WORK INSTRUCTION A:
In the abstract on cholecystokinin secretion, by about how much did nifedipine and verapamil reduce the CCK release evoked by peptones and the antibiotic?
WORK INSTRUCTION B:
List every origin of the protein hydrolysates named in the abstract on cholecystokinin secretion.

(PASSAGE FOR REVIEW begins)

Regulation of Cholecystokinin Secretion by Peptones and Peptidomimetic Antibiotics in STC-1 Cells

Abstract

Peptones are potent stimulants of cholecystokinin (CCK) release in rats, both in vivo and ex vivo in a model of isolated vascularly perfused duodeno-jejunum preparation and in vitro in the intestinal CCK-producing cell line STC-1. The underlying mechanisms were here investigated with this cell line. Protein hydrolysates from various origins (meat, casein, soybean, and ovalbumin; 0.5–1%, wt/vol) dose dependently increased CCK release. Cephalosporin antibiotics, which mimic tripeptides, also stimulated the release of CCK over the concentration range 1–20 mm. The study of concentration dependence of cephalosporin uptake indicated a passive diffusion process at either pH 7.4 or pH 6.0, thus arguing against the involvement of a peptide transporter in CCK secretion. After pertussis toxin treatment (200 ng/ml; 5 h), the peptone- and cephalexin-induced CCK secretion was significantly reduced, suggesting the involvement of pertussis toxin-sensitive heterotrimeric G protein(s) in the secretory activity of STC-1 cells. Consistent with this was the identification by Western blot of Gi2α, Gi3α, and Goα immunoreactivities in STC-1 cell extracts. Additionally, peptones and cephalexin increased the cellular content in inositol phosphates, whereas a mild increase in cAMP content was restricted to peptone-treated cells. Protein kinase A or C inhibition did not modify peptone- or antibiotic drug-evoked CCK release. The extracellular Ca2+ chelator EGTA (500 μm) and the intracellular Ca2+ chelator BAPTA-AM[ 1,2-bis-(O-aminophenoxy)ethane-N,N,N′,N′-tetraacetic acid tetra(acetoxymethyl) ester; 20 μm] abolished the peptone- and antibiotic drug-induced CCK release. Nifedipine and verapamil (10 μm) reduced by about 50% the CCK secretion evoked by these two secretagogues. In conclusion, peptones and some cephalosporins are potent stimulants of CCK release in the STC-1 cell line. The cellular mechanisms involve pertussis toxin-sensitive G protein(s) and are dependent on Ca2+ availability. We suggest that the STC-1 cell line is a useful model to study the molecular basis of peptone-induced CCK secretion.

(PASSAGE FOR REVIEW ends)
(DATA TO EXAMINE begins)

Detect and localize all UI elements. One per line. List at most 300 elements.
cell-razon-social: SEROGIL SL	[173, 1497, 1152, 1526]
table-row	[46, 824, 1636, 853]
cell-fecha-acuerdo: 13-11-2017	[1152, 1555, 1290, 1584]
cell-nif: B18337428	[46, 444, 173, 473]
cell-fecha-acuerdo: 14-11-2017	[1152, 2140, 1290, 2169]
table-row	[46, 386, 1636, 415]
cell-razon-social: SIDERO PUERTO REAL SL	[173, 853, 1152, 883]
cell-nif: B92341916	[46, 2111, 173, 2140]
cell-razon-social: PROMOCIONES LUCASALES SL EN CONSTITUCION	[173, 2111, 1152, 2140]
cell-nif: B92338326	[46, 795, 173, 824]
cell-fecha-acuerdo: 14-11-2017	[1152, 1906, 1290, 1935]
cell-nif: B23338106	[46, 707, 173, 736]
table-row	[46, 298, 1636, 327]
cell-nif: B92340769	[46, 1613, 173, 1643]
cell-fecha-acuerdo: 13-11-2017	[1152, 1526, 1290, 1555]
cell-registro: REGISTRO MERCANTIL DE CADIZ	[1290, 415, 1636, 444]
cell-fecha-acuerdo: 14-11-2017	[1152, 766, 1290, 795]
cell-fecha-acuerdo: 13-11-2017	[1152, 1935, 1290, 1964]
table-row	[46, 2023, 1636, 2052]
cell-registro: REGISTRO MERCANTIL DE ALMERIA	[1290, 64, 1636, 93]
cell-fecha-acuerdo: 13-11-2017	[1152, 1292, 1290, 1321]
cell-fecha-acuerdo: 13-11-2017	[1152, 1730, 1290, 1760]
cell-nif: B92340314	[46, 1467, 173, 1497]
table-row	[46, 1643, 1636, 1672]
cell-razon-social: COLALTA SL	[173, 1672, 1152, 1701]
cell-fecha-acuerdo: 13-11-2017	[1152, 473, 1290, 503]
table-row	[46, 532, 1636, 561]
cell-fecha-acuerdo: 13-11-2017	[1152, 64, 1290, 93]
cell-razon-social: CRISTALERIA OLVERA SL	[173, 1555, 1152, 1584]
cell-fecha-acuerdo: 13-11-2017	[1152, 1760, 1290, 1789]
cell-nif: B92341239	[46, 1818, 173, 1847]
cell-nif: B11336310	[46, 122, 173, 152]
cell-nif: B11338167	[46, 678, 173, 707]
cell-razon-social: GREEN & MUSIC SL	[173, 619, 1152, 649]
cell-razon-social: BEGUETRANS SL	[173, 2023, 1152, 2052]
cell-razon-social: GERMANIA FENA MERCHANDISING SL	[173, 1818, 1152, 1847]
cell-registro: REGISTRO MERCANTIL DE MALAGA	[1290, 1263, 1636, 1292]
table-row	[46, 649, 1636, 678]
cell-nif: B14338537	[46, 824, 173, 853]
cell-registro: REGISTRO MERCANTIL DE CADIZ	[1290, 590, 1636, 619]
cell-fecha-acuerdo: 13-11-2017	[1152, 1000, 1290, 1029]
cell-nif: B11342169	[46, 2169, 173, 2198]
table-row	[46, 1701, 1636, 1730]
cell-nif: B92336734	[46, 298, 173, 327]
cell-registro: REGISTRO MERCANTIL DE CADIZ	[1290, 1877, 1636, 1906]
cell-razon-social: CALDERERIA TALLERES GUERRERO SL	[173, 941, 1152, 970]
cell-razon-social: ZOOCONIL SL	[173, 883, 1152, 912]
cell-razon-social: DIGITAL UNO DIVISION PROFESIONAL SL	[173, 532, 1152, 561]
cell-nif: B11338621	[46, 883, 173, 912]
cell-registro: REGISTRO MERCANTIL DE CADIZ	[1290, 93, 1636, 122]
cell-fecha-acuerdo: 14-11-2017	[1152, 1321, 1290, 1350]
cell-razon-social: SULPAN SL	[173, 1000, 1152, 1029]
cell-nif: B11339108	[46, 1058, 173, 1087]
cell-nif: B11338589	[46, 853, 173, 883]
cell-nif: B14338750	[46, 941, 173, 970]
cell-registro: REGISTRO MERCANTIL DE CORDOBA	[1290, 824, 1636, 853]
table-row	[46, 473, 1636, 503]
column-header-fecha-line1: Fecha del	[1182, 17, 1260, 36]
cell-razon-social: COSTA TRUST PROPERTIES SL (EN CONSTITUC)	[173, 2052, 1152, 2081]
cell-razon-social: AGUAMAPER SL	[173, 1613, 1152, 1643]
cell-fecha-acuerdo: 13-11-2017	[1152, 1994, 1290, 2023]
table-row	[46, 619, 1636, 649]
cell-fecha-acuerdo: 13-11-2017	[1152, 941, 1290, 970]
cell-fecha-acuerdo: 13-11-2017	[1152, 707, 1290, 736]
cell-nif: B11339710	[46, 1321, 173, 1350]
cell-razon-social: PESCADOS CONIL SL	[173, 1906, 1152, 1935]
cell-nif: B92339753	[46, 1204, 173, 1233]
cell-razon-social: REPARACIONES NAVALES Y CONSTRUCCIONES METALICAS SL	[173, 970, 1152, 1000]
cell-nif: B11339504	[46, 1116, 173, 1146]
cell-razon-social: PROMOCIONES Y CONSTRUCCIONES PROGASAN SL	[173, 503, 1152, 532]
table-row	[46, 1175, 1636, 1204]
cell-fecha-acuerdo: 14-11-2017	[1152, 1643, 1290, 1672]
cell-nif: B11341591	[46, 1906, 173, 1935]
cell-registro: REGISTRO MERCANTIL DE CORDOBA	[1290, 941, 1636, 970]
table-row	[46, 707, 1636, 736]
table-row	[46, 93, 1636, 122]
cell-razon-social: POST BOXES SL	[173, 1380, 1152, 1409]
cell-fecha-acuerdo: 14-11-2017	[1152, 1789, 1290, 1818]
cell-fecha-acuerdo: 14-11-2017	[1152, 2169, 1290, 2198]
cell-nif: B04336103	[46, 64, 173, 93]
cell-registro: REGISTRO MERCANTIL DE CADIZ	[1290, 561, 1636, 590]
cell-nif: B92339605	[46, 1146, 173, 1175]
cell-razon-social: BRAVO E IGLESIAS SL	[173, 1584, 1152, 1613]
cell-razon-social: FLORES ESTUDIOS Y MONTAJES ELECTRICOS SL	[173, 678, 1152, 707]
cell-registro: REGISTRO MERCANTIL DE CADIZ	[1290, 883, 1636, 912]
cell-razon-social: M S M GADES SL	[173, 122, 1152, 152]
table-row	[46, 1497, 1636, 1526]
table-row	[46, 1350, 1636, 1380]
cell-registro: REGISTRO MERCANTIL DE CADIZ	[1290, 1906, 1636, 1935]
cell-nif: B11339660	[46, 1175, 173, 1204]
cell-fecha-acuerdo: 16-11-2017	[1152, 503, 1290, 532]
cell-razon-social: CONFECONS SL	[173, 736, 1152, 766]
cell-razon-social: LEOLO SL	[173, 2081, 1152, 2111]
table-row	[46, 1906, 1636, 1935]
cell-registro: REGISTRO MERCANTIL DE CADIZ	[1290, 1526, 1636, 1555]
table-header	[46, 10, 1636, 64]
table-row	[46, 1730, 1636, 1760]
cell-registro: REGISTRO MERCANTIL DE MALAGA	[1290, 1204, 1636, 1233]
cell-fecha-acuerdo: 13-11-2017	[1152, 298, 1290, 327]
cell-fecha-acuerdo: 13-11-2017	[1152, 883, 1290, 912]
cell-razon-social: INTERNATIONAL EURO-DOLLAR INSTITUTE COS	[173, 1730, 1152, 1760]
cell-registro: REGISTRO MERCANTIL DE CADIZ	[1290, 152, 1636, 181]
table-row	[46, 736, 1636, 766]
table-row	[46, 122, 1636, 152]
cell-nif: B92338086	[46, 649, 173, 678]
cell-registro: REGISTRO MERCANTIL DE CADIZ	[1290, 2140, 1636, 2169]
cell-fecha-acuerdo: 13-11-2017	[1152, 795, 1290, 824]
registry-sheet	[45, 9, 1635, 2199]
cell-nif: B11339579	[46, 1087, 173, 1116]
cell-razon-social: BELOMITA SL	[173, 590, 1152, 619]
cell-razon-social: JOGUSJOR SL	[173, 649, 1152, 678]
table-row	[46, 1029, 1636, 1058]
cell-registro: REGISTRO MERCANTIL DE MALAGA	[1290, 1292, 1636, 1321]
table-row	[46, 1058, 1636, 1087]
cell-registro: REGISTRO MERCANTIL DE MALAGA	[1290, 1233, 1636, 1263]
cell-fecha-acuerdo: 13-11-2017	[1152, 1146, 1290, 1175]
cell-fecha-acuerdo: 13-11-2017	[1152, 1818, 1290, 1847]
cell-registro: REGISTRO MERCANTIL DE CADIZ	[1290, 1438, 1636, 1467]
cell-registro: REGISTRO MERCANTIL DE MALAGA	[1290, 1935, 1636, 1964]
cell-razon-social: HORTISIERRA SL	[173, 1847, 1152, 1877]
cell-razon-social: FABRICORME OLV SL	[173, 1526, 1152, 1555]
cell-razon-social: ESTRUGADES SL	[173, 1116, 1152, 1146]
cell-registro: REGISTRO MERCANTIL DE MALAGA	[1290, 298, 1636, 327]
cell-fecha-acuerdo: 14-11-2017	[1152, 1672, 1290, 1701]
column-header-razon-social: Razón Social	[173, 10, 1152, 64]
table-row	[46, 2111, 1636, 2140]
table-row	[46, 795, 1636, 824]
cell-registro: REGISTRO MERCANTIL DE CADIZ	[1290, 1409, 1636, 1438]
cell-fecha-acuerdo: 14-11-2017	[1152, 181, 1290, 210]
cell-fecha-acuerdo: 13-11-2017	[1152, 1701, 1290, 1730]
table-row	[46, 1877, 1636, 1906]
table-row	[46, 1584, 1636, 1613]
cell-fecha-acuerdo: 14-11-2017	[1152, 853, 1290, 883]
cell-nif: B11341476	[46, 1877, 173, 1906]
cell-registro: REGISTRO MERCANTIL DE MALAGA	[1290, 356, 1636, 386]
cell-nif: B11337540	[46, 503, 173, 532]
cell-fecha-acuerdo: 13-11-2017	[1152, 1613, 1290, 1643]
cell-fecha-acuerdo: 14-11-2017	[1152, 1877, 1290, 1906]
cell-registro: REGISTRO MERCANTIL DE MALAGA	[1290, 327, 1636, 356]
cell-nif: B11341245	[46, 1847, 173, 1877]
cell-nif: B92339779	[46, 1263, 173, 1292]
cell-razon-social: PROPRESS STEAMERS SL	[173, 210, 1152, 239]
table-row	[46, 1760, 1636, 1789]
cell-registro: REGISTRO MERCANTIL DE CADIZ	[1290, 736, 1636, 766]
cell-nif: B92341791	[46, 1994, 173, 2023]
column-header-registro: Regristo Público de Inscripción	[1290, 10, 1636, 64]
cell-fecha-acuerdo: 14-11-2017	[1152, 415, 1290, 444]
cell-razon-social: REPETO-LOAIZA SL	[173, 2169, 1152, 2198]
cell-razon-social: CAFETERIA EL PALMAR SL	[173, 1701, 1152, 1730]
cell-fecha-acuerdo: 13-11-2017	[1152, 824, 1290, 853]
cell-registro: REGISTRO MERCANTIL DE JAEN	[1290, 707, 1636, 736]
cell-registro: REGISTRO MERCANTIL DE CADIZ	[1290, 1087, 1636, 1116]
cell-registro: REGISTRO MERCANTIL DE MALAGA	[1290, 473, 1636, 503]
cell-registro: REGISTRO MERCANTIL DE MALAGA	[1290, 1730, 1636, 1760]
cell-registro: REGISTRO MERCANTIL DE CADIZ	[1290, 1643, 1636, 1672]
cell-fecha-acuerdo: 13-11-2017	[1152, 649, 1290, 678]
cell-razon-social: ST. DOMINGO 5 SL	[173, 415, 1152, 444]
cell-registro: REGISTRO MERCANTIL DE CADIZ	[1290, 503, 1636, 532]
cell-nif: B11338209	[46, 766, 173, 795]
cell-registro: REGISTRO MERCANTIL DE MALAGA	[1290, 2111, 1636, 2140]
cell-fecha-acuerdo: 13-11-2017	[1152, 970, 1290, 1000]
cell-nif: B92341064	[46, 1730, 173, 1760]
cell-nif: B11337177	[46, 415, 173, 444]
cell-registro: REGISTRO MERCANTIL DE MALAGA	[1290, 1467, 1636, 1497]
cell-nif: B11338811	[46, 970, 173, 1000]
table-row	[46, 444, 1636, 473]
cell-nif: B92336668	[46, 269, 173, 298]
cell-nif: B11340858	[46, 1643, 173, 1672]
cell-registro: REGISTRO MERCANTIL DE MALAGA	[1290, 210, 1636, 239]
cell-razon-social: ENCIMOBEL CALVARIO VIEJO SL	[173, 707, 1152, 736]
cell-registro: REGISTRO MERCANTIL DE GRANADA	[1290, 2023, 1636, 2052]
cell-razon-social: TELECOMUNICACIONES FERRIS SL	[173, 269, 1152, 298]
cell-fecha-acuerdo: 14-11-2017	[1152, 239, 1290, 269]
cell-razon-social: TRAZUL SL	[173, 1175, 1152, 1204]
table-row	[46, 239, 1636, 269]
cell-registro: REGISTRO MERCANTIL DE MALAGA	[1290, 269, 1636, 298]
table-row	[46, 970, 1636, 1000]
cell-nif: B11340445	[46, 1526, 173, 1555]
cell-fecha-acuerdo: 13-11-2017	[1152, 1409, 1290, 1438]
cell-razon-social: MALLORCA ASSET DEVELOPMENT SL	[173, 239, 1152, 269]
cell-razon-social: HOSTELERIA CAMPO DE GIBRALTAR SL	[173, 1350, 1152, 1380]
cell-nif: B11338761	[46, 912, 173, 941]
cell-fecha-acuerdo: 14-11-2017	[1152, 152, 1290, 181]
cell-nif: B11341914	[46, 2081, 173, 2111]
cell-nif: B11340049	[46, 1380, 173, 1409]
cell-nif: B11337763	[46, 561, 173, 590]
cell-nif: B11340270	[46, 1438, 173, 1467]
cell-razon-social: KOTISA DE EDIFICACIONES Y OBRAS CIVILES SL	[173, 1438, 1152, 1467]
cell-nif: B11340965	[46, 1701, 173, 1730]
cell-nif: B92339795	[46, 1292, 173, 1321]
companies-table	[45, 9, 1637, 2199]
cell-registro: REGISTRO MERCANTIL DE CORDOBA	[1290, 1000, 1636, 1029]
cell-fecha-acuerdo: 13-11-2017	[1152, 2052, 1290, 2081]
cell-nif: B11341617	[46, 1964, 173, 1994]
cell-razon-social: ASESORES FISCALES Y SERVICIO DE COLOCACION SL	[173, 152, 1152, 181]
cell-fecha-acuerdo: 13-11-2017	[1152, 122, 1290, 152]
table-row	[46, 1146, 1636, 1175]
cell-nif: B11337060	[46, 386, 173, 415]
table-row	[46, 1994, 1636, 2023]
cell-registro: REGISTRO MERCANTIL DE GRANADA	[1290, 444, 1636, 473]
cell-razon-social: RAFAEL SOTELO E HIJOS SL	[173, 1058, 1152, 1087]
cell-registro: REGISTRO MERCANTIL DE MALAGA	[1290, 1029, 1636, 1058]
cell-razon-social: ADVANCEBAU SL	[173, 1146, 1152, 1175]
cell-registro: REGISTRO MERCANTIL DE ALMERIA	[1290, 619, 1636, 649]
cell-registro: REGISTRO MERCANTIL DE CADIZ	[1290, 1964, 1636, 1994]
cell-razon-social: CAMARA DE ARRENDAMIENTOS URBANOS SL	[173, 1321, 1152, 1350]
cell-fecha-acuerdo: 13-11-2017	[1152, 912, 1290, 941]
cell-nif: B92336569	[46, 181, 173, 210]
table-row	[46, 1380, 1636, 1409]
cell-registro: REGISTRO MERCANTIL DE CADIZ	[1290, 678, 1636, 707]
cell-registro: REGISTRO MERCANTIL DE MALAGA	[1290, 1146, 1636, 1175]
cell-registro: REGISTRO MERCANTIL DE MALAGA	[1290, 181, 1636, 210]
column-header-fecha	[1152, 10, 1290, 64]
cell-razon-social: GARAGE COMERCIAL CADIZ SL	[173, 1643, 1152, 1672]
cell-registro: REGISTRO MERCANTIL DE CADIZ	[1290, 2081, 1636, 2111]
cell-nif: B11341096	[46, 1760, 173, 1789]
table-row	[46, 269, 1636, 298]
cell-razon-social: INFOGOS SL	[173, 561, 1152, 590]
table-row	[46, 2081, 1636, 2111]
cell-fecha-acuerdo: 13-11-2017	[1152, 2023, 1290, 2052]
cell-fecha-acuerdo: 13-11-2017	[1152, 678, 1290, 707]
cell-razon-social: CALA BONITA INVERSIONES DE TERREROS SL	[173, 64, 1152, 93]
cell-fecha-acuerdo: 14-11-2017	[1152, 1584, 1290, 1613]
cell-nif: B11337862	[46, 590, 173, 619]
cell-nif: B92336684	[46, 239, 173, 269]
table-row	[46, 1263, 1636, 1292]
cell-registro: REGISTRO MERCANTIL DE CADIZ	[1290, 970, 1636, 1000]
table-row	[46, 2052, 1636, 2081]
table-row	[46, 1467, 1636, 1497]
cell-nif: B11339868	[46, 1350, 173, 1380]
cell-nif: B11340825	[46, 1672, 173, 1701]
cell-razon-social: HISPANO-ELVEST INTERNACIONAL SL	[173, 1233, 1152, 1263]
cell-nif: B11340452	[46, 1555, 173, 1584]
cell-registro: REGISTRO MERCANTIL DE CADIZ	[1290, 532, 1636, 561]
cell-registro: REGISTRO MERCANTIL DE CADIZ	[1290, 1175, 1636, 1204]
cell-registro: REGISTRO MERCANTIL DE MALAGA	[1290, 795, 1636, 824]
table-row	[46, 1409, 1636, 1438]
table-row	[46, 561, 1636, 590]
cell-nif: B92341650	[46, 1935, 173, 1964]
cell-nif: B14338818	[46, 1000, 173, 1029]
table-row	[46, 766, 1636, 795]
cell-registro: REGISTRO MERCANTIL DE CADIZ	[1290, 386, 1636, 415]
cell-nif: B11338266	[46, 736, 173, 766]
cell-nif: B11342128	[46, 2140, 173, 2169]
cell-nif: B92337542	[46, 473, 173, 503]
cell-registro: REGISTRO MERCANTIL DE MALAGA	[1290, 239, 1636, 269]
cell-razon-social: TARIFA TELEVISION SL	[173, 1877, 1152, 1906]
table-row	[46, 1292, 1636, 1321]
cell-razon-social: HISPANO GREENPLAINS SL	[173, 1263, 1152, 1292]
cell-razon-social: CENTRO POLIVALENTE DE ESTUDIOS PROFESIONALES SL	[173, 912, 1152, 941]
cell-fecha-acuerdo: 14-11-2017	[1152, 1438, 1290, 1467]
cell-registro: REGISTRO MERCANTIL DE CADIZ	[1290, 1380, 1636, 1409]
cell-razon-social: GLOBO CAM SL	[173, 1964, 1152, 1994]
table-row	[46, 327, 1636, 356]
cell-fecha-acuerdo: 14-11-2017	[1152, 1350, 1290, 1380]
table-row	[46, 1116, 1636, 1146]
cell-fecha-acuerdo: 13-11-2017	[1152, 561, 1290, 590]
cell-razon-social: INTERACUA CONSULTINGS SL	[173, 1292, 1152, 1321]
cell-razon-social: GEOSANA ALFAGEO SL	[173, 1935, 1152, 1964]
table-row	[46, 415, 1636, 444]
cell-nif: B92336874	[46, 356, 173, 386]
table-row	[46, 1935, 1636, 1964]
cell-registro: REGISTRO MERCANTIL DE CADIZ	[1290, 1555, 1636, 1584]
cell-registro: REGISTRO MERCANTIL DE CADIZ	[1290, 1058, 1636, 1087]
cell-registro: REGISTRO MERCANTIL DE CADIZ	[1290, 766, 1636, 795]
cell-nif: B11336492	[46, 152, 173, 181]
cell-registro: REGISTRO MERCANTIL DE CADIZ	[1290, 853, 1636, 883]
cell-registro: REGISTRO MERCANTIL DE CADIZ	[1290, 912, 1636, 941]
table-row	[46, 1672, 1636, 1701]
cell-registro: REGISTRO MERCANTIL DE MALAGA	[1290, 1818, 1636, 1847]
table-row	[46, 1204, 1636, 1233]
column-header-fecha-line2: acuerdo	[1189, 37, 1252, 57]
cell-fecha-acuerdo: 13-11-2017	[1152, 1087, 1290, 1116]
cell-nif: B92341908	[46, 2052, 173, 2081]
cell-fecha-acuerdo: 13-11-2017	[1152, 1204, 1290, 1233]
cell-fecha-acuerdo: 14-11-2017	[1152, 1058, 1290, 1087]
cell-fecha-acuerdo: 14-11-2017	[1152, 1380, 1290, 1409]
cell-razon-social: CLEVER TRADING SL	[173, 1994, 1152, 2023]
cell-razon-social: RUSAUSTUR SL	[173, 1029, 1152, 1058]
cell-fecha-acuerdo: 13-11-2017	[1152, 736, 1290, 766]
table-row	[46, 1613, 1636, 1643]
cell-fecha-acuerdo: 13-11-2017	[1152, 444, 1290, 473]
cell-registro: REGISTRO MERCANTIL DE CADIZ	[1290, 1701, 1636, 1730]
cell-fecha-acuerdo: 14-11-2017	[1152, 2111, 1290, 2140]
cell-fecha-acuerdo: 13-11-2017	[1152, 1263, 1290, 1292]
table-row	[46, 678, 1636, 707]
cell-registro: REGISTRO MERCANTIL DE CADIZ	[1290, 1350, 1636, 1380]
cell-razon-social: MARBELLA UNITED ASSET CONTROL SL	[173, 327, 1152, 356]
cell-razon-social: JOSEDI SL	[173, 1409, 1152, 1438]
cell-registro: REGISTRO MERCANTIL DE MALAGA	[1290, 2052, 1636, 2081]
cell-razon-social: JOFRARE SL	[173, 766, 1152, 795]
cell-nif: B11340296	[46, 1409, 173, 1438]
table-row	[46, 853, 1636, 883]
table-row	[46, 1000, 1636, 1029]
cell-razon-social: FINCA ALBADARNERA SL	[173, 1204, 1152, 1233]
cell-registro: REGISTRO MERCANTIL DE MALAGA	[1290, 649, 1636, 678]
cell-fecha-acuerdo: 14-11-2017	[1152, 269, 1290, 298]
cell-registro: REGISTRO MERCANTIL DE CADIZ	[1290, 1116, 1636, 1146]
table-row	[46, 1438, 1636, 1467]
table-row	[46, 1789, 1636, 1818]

(DATA TO EXAMINE ends)

EXPECTED ANSWER A:
By about 50%.

EXPECTED ANSWER B:
Meat, casein, soybean, and ovalbumin.